Desde hace muchos años, en los salones parroquiales se reúnen varios grupos. La función original de esos salones era la de comedor social, pero nos derrotaron los obstáculos burocráticos. Para dar uso a esa sala ya el anterior párroco, el padre Juan Emilio Sarmiento, permitió que varios grupos de Alcohólicos Anónimos se reunieran. Últimamente se ha añadido otro grupo de Drogadictos Anónimos. Todo lo malo se pega, así que, cinco días a la semana, tienen reunión.
El alcoholismo está muy extendido aquí. El alcohol es muy accesible, y en este lugar las palabras del apóstol Pedro en Hechos, 2, 15 no se pueden aplicar. Alguna vez los guardias de tráfico me han parado a las ocho de la mañana, para que fuera testigo de la prueba de alcoholemia de un individuo muy perjudicado a tan temprana hora.

Listado de datos:
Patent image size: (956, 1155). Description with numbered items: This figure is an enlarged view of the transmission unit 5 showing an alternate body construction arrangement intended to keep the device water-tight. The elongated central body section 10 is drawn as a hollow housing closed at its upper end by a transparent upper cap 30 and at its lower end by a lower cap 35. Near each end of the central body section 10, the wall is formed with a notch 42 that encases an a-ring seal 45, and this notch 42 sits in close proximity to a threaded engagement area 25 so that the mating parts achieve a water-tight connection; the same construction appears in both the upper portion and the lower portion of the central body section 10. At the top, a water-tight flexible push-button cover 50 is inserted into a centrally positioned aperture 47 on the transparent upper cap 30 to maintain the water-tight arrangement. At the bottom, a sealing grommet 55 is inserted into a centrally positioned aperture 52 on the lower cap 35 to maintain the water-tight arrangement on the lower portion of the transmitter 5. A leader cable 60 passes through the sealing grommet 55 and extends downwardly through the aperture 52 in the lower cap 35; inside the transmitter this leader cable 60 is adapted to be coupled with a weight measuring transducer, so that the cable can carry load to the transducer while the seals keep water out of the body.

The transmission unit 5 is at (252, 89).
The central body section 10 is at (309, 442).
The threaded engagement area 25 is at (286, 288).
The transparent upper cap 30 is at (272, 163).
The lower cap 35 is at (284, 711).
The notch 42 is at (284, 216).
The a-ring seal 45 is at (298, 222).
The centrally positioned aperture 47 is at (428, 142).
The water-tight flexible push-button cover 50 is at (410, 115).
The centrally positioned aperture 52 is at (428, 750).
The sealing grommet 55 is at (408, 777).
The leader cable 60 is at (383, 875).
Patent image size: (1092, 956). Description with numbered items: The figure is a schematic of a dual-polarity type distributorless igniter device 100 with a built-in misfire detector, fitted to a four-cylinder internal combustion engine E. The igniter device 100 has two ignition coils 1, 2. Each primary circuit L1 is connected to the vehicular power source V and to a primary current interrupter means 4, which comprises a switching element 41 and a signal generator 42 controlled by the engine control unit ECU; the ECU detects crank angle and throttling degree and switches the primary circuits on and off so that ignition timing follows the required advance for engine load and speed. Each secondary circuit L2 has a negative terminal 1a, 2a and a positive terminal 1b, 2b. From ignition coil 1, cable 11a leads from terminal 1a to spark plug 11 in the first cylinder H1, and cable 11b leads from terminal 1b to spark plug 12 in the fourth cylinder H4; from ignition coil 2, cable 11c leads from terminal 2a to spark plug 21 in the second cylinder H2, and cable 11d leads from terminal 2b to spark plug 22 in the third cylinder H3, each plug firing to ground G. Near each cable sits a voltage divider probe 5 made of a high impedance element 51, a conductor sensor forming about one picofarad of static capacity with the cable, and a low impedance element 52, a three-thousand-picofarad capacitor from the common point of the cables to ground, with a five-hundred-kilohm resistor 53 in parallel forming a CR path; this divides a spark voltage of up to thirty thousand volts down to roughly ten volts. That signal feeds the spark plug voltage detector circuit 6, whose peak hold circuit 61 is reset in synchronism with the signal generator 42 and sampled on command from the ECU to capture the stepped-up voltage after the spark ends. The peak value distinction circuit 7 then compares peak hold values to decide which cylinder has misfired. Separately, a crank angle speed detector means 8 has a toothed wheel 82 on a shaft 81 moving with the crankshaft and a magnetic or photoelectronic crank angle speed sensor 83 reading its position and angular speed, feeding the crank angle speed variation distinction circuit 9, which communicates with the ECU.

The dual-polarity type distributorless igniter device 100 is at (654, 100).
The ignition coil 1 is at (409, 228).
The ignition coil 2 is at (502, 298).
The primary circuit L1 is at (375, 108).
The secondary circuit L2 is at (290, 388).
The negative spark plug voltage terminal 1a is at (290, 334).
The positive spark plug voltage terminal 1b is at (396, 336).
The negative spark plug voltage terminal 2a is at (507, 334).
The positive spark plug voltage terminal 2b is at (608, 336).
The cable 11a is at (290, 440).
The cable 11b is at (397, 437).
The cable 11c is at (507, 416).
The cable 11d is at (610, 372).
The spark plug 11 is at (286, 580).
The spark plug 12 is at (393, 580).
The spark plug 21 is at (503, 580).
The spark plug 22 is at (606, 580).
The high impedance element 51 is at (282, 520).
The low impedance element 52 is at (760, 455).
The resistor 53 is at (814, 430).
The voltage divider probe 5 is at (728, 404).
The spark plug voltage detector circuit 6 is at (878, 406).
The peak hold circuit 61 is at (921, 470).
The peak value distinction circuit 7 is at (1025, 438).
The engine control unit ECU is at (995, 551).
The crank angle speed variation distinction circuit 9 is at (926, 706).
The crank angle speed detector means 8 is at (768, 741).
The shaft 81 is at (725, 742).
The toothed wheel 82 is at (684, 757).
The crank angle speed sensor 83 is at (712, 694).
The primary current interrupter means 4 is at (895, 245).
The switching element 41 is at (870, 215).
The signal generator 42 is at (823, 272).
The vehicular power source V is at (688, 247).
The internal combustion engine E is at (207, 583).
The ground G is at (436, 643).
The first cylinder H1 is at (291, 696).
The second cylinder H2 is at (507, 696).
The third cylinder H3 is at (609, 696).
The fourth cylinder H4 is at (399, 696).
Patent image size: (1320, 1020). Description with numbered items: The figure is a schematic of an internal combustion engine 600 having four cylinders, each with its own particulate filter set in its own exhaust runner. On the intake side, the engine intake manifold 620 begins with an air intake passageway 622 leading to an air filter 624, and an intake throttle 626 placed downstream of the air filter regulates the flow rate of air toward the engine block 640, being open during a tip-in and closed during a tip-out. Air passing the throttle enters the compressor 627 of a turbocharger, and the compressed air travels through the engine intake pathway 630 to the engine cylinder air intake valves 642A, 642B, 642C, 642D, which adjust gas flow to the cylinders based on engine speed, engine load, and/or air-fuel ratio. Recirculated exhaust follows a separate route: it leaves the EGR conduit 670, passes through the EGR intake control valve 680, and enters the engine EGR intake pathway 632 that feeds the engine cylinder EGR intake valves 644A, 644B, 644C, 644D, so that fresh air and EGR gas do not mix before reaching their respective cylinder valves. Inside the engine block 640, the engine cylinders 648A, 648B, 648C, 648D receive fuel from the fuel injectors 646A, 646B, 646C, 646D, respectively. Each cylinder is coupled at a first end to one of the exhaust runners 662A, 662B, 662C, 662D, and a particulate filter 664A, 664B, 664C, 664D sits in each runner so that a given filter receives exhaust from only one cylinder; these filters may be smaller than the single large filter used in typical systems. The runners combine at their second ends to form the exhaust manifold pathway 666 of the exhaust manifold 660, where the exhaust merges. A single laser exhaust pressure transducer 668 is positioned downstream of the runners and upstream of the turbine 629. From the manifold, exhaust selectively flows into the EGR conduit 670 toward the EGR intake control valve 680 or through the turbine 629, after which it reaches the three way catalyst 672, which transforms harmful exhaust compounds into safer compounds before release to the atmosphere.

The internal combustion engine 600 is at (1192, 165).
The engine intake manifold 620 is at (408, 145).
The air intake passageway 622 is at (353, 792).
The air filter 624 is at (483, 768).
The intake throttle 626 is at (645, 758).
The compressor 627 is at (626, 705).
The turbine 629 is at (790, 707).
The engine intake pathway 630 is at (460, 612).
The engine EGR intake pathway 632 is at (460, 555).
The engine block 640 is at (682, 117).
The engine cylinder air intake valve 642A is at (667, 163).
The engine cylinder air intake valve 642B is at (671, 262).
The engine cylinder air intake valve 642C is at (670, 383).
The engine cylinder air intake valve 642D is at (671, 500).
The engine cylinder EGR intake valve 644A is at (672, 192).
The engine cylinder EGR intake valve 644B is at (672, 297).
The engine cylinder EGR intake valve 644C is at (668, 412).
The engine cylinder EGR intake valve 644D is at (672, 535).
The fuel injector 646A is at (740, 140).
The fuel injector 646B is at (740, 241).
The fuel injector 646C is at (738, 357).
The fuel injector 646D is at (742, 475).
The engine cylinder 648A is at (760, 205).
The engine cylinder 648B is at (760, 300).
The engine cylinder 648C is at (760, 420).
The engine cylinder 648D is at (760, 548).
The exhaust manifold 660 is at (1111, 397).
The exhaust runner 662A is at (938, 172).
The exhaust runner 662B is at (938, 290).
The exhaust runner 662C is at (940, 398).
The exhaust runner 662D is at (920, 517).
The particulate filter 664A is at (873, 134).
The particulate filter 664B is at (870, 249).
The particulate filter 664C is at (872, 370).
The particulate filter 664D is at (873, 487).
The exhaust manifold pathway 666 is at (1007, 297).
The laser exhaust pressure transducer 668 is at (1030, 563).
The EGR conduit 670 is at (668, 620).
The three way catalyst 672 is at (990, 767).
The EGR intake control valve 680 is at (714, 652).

Tus tareas:
a) Según el fragmento, ¿qué grupo se ha sumado últimamente a los que se reúnen en los salones parroquiales?
b) Cita, por favor, el pasaje del fragmento que empieza en "Desde hace muchos" y termina en "tan temprana hora.".

Soluciones:
a) Un grupo de Drogadictos Anónimos.

b)
Desde hace muchos años, en los salones parroquiales se reúnen varios grupos. La función original de esos salones era la de comedor social, pero nos derrotaron los obstáculos burocráticos. Para dar uso a esa sala ya el anterior párroco, el padre Juan Emilio Sarmiento, permitió que varios grupos de Alcohólicos Anónimos se reunieran. Últimamente se ha añadido otro grupo de Drogadictos Anónimos. Todo lo malo se pega, así que, cinco días a la semana, tienen reunión.
El alcoholismo está muy extendido aquí. El alcohol es muy accesible, y en este lugar las palabras del apóstol Pedro en Hechos, 2, 15 no se pueden aplicar. Alguna vez los guardias de tráfico me han parado a las ocho de la mañana, para que fuera testigo de la prueba de alcoholemia de un individuo muy perjudicado a tan temprana hora.